» Task requirements
Set down every record once more, exactly as given.

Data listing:

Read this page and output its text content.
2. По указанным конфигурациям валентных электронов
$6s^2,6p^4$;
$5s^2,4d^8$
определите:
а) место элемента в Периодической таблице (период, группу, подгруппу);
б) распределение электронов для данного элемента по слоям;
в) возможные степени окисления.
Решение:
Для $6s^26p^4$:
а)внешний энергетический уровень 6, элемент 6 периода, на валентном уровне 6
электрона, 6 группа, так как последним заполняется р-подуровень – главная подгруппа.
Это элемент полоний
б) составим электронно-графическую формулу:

» Solved exercise
Read this page and output its text content.
2. По указанным конфигурациям валентных электронов
$6s^2,6p^4$;
$5s^2,4d^8$
определите:
а) место элемента в Периодической таблице (период, группу, подгруппу);
б) распределение электронов для данного элемента по слоям;
в) возможные степени окисления.
Решение:
Для $6s^26p^4$:
а)внешний энергетический уровень 6, элемент 6 периода, на валентном уровне 6
электрона, 6 группа, так как последним заполняется р-подуровень – главная подгруппа.
Это элемент полоний
б) составим электронно-графическую формулу:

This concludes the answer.